*TO BE DONE*:
Please rewrite the records from the first line through the line containing "line-value-label: 93 [601, 67, 613, 79]", replacing "y-tick-label" with "y-axis-label" and leaving everything else unchanged.
━━━━━━━━━━
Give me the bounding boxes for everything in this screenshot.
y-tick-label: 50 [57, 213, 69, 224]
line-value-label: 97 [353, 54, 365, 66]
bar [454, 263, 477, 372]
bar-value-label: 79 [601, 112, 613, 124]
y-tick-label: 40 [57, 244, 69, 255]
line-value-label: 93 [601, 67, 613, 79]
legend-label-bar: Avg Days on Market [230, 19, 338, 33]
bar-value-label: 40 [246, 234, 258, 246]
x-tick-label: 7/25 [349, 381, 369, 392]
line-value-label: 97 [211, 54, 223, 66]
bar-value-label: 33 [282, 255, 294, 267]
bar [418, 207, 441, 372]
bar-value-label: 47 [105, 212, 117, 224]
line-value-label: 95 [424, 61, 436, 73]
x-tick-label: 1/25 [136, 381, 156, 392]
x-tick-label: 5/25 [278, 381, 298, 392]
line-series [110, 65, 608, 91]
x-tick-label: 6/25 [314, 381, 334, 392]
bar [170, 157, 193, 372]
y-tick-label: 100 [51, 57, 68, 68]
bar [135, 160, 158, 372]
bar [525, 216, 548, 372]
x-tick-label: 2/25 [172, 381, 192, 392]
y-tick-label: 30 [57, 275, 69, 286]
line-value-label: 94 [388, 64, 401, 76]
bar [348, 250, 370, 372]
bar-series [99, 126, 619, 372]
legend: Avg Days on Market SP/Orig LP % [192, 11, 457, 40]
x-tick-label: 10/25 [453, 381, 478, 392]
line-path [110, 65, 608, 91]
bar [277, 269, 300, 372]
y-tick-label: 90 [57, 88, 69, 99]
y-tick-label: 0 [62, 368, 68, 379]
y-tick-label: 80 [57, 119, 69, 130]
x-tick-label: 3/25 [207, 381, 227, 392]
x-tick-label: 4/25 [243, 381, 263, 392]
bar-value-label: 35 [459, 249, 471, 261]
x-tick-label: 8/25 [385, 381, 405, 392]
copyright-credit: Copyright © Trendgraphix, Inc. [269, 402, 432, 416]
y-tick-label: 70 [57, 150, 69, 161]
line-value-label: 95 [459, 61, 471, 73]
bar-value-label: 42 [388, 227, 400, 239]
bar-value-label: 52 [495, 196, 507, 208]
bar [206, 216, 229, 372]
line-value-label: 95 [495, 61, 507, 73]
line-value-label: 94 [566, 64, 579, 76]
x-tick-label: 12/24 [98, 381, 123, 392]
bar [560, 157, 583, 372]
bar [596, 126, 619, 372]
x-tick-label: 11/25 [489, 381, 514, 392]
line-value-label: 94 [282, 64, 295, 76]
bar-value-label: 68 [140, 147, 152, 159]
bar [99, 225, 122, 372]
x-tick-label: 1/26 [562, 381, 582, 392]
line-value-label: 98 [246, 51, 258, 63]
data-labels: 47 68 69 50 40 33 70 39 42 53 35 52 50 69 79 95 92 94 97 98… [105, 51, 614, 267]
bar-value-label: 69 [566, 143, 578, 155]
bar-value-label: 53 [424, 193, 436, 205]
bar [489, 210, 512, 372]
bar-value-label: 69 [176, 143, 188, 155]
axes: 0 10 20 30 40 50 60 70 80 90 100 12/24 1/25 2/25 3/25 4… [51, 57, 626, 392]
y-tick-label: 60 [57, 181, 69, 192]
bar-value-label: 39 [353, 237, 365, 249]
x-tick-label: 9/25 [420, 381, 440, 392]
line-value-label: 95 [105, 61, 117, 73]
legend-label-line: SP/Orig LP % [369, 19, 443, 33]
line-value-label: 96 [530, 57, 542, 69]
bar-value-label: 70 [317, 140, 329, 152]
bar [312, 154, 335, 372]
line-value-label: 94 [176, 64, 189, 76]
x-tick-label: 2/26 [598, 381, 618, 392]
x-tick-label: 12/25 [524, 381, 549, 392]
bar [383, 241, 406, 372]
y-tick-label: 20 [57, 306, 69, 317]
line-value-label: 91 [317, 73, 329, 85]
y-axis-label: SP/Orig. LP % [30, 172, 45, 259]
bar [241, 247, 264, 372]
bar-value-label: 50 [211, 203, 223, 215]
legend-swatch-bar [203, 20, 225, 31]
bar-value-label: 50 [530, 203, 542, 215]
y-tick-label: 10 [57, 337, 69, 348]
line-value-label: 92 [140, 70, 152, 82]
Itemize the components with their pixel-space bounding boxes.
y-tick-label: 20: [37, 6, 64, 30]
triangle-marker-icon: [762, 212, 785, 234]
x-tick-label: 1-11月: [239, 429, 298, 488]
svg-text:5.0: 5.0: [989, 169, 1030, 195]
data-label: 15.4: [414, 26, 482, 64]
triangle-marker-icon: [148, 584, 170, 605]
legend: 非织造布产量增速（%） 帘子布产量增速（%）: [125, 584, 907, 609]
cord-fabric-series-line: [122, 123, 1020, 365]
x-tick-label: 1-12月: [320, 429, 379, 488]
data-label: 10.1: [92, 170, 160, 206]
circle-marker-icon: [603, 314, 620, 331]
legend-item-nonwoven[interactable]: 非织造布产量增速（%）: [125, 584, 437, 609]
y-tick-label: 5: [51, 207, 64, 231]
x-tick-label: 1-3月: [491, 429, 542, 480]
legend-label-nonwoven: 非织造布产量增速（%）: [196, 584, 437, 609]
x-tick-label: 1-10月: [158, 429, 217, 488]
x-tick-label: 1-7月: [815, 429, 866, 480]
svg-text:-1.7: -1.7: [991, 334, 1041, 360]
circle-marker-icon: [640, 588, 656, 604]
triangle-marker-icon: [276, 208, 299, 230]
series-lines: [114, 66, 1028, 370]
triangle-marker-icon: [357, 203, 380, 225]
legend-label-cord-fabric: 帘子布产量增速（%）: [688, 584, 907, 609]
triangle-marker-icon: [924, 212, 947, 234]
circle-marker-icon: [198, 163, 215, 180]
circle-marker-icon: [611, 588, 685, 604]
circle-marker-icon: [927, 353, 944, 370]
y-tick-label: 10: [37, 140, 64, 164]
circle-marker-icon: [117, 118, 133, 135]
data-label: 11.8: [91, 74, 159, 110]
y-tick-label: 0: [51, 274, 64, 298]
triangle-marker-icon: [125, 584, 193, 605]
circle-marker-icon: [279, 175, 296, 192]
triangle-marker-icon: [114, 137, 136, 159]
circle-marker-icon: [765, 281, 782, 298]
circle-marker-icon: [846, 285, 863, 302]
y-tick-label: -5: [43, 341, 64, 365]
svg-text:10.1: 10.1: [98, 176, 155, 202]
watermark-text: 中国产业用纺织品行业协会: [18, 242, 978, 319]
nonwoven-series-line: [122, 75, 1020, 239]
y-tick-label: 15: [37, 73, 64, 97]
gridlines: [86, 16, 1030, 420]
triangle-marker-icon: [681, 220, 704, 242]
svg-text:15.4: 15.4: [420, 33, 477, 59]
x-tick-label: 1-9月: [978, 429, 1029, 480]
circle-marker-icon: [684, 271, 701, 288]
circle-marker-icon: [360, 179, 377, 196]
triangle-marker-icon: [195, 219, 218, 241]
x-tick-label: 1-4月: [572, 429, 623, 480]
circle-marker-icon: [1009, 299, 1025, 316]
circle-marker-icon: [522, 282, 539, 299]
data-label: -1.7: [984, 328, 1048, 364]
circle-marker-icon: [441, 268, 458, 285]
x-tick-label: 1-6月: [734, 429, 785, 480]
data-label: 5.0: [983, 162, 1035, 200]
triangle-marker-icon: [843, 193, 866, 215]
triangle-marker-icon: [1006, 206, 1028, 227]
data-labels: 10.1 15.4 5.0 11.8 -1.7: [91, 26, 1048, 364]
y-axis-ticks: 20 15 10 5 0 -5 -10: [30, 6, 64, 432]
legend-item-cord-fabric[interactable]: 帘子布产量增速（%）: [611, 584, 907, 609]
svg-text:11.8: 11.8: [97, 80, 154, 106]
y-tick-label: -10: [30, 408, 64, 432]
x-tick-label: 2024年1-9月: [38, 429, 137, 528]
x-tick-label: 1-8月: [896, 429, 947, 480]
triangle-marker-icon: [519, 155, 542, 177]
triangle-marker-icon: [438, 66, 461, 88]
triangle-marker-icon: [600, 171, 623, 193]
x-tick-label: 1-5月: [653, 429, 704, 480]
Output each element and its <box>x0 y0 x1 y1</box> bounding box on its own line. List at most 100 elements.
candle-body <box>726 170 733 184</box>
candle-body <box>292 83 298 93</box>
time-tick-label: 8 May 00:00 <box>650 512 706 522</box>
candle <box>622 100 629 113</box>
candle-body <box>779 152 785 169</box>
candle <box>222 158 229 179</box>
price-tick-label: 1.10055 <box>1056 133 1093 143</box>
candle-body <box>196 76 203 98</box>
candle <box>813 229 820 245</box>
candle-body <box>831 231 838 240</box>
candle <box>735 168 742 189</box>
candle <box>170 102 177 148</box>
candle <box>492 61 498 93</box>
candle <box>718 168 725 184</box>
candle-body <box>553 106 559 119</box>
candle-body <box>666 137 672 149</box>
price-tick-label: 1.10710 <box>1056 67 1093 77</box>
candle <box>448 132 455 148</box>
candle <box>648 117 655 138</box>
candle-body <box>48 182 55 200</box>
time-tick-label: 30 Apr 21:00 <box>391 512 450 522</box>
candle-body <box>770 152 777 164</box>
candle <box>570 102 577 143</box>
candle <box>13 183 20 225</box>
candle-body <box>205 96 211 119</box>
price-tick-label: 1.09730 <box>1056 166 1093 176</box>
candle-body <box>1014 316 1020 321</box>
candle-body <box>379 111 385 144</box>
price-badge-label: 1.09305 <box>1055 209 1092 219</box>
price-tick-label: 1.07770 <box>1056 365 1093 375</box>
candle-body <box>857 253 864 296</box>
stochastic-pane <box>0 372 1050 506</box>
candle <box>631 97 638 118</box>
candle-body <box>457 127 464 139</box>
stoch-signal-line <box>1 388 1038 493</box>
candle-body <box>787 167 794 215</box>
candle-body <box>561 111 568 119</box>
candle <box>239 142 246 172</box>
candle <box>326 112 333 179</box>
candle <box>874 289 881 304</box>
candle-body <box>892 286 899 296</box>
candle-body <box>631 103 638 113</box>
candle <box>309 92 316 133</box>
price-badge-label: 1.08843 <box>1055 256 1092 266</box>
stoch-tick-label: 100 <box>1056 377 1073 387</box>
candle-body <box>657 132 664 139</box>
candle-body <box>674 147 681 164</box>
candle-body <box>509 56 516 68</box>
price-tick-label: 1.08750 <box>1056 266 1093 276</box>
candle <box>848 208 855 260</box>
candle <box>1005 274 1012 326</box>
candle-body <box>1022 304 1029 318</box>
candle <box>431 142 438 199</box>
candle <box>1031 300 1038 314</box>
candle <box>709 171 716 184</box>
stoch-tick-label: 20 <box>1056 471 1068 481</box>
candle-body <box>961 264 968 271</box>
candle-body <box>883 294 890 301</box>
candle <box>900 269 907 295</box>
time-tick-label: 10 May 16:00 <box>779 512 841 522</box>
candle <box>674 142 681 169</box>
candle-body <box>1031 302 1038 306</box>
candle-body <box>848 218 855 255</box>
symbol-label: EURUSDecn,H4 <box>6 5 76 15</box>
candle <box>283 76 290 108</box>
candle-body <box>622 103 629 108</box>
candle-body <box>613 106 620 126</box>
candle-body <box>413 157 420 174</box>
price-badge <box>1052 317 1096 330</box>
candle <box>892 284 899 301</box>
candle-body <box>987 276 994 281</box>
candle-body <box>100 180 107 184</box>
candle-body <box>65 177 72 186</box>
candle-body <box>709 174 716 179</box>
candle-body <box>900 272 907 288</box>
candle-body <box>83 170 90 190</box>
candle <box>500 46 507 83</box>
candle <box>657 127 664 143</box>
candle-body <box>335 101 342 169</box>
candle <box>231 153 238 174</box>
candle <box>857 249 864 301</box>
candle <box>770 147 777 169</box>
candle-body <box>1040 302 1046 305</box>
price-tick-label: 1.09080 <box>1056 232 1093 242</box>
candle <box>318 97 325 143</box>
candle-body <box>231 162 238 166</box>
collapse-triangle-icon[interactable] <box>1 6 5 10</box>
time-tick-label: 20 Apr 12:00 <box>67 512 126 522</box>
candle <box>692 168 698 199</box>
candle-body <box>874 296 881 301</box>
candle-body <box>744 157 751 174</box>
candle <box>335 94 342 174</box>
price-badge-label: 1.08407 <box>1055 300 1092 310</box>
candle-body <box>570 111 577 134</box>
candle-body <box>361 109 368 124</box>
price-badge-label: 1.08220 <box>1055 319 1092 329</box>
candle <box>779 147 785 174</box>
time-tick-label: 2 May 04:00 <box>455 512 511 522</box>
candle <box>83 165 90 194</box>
━━━━━━━━━━
*ANSWER TO THIS EXERCISE*:
Give me the bounding boxes for everything in this screenshot.
y-axis-label: 50 [57, 213, 69, 224]
line-value-label: 97 [353, 54, 365, 66]
bar [454, 263, 477, 372]
bar-value-label: 79 [601, 112, 613, 124]
y-axis-label: 40 [57, 244, 69, 255]
line-value-label: 93 [601, 67, 613, 79]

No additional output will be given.